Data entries
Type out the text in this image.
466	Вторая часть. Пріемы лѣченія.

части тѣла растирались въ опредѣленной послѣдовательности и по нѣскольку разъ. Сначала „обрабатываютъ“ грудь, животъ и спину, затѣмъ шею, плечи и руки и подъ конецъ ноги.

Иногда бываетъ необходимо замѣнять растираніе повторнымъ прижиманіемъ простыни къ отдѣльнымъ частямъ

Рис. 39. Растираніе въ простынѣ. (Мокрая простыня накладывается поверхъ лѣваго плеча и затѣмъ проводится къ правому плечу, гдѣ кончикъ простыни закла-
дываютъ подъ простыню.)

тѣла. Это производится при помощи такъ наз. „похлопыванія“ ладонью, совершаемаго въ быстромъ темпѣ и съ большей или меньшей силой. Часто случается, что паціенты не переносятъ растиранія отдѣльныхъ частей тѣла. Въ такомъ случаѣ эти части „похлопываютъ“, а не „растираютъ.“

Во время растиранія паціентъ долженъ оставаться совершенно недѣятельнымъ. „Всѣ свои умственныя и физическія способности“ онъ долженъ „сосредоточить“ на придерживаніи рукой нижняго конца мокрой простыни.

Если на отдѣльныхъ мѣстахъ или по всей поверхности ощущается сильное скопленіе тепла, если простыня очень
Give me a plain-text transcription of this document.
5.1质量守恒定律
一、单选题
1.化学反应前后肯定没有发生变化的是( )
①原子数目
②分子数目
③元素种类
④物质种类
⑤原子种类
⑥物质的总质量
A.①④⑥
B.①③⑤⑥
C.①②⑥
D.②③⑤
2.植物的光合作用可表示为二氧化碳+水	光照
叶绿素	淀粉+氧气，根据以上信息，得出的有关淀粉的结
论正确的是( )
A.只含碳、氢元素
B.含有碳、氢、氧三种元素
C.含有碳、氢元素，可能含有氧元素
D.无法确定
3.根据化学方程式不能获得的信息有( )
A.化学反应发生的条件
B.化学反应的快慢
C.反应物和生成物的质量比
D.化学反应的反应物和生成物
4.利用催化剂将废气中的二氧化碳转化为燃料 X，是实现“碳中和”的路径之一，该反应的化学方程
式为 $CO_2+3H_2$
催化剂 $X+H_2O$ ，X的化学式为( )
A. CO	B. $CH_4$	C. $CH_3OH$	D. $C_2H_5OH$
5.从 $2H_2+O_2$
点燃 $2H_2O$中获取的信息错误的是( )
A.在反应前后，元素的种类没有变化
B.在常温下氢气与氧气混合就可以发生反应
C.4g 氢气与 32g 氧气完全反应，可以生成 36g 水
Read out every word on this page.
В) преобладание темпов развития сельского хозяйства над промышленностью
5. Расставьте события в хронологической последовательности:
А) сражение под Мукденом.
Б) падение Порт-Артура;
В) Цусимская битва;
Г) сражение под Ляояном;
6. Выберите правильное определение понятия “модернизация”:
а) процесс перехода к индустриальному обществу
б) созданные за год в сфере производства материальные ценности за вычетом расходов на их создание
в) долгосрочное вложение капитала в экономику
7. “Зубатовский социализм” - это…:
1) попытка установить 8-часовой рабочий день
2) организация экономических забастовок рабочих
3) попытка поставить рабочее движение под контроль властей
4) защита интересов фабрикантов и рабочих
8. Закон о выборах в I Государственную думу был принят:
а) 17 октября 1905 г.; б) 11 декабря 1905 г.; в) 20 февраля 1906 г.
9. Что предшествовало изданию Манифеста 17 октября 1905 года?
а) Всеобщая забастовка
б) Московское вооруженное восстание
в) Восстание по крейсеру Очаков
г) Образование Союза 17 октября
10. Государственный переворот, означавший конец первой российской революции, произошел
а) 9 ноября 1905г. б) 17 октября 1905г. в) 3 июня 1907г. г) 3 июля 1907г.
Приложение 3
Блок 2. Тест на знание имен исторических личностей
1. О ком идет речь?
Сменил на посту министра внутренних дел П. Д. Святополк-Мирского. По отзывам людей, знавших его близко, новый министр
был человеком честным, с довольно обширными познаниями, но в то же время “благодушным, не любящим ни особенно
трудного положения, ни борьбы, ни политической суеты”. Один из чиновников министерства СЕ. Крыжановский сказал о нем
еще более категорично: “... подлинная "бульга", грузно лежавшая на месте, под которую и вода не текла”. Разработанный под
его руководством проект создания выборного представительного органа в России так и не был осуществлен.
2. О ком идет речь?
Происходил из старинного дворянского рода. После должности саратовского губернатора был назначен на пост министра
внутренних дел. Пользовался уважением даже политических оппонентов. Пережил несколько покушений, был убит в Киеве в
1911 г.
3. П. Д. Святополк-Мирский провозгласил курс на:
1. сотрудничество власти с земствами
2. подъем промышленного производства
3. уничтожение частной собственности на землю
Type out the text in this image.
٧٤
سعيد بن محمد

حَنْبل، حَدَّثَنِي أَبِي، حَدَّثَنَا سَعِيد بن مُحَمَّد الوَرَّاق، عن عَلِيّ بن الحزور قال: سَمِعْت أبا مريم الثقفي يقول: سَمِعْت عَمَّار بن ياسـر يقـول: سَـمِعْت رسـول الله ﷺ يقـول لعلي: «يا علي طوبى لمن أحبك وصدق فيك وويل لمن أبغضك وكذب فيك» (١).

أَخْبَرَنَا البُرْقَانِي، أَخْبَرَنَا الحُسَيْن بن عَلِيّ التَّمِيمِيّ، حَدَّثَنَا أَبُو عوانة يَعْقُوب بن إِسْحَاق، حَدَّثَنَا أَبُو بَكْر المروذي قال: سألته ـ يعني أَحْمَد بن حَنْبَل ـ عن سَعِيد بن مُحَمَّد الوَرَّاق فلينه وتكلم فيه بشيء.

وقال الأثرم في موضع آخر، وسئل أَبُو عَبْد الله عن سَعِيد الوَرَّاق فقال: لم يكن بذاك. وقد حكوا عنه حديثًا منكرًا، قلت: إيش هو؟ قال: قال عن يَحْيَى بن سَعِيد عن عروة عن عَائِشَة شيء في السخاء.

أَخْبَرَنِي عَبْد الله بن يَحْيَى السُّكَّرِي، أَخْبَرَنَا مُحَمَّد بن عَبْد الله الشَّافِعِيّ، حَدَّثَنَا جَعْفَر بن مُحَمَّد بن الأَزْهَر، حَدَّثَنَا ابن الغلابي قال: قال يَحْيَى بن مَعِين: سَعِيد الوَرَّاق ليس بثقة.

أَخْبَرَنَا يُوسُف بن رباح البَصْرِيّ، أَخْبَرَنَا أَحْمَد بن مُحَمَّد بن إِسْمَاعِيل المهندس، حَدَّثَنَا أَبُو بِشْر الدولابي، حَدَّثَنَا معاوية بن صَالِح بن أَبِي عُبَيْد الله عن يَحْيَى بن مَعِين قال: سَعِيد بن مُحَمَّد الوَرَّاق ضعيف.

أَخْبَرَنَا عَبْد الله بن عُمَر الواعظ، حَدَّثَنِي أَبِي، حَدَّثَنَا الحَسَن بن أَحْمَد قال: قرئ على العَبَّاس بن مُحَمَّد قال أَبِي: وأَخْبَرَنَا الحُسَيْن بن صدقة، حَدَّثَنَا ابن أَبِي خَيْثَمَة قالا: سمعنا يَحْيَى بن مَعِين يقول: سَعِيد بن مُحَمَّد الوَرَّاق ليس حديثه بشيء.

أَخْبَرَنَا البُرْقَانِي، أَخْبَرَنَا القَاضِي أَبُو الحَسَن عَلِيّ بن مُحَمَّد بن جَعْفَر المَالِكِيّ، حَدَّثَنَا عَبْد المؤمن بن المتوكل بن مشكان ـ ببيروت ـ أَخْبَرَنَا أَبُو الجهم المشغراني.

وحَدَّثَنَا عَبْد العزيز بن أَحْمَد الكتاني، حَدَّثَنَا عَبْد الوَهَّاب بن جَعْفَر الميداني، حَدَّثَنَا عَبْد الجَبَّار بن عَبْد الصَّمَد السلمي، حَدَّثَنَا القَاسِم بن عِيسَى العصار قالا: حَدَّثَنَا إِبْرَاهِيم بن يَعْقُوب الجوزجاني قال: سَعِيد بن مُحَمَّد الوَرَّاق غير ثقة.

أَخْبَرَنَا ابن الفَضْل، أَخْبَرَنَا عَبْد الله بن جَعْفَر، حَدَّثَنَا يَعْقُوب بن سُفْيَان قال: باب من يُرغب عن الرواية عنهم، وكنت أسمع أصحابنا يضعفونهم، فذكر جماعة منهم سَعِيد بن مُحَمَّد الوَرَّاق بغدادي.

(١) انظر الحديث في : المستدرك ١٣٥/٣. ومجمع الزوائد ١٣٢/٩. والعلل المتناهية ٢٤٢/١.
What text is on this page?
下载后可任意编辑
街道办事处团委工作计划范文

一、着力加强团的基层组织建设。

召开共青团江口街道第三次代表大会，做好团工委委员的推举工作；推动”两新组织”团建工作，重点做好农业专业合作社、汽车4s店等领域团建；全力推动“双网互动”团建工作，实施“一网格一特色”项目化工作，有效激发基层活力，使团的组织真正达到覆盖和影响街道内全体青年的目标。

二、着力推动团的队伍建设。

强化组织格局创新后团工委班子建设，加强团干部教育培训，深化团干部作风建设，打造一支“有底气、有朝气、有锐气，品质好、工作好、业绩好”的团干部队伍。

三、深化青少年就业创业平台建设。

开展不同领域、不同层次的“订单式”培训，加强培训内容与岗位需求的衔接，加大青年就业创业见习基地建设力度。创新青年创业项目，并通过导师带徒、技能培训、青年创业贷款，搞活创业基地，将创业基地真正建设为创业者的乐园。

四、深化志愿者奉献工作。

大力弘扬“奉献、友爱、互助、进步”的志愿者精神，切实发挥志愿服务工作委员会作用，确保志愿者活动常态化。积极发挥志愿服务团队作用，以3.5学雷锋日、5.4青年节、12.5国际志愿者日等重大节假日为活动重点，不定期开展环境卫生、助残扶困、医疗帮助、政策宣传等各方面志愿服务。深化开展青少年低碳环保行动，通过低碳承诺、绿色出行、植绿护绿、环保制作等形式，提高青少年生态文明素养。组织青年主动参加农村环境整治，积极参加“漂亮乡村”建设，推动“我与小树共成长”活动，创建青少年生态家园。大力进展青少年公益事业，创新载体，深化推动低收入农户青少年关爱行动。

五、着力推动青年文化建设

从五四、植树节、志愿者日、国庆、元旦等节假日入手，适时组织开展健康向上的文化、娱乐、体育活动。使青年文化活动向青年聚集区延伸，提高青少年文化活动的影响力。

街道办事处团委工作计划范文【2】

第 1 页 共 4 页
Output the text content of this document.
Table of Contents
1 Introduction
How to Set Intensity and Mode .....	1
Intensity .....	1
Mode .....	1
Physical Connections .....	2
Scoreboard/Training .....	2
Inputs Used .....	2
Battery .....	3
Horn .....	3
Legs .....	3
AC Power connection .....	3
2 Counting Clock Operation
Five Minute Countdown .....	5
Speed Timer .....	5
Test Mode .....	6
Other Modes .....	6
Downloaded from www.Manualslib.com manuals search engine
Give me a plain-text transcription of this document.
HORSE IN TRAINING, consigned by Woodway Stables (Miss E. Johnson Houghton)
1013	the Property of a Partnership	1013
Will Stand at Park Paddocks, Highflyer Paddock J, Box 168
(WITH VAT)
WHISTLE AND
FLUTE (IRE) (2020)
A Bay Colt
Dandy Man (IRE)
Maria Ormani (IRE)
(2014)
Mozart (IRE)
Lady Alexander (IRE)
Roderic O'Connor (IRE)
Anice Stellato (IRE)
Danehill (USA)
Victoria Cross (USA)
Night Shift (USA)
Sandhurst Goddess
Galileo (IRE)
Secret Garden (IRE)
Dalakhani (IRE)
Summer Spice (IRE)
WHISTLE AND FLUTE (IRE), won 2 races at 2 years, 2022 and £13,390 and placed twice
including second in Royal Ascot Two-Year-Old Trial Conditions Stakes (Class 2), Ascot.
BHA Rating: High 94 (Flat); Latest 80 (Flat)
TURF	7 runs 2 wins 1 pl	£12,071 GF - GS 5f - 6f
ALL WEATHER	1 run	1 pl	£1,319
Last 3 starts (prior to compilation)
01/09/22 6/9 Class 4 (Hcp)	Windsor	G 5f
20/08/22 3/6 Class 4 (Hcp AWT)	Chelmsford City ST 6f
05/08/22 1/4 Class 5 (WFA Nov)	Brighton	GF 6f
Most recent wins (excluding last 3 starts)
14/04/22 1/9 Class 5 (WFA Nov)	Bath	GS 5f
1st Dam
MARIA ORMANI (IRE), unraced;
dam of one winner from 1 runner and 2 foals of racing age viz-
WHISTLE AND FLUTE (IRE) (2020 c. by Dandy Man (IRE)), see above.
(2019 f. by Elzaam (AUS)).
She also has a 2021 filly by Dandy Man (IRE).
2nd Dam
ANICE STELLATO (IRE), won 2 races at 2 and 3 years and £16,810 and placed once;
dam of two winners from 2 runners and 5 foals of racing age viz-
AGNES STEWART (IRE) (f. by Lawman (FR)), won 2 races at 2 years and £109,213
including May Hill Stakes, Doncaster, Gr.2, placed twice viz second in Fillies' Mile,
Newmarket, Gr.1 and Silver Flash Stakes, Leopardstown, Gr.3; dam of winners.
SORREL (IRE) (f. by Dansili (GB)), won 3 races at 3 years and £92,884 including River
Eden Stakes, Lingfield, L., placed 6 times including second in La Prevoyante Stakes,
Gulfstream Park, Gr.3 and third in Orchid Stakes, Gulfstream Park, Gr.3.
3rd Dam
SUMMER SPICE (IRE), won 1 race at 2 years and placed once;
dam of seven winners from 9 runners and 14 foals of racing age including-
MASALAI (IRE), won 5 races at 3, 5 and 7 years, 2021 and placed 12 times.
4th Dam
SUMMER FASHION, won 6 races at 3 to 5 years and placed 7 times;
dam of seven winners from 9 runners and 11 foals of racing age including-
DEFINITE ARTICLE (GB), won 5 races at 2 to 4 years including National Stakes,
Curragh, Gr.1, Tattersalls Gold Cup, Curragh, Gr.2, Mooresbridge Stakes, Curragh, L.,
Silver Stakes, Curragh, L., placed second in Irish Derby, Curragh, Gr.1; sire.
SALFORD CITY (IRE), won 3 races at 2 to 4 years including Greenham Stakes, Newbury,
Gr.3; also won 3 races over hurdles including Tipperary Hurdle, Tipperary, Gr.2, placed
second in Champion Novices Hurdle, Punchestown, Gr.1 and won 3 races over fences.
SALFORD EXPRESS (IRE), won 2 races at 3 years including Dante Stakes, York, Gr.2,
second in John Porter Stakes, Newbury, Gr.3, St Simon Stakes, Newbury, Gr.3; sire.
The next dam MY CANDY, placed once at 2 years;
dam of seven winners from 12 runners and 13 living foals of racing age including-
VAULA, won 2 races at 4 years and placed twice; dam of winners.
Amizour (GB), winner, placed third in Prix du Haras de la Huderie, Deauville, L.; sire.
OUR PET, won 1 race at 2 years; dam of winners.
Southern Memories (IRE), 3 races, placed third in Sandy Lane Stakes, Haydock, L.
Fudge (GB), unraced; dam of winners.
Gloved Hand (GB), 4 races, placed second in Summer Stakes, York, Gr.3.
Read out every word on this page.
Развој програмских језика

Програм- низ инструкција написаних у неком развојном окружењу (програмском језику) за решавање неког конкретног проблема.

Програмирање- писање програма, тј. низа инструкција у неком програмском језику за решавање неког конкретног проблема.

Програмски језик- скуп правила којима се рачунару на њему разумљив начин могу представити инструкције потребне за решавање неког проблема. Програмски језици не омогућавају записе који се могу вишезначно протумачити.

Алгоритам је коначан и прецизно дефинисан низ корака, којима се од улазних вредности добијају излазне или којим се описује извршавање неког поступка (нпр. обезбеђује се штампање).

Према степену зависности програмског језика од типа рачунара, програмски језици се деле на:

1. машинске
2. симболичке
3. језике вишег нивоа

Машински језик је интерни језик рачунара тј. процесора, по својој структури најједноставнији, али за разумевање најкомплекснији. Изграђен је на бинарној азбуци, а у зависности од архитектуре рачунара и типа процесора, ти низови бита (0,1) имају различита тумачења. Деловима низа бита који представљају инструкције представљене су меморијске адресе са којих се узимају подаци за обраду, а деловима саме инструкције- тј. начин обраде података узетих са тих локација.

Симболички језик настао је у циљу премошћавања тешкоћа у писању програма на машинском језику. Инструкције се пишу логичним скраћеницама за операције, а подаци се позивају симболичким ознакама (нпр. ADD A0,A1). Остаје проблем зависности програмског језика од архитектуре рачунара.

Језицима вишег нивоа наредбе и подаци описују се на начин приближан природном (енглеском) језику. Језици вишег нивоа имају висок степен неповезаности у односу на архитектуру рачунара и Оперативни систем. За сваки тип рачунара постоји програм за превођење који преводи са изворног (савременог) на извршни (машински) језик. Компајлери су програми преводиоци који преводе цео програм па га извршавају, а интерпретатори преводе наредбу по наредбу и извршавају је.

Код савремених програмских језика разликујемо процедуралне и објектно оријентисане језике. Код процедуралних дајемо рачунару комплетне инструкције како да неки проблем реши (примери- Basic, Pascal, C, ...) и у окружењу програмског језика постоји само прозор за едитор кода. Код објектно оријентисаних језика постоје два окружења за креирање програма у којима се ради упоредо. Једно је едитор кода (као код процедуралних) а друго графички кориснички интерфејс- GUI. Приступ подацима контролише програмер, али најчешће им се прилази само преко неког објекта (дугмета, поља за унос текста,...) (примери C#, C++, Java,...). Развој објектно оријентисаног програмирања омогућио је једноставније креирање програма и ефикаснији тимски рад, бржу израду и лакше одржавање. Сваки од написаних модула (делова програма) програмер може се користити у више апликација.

TASK PROMPT -
Give only a number: how many lines of the data hold the string "second"?

WORKED SOLUTION -
7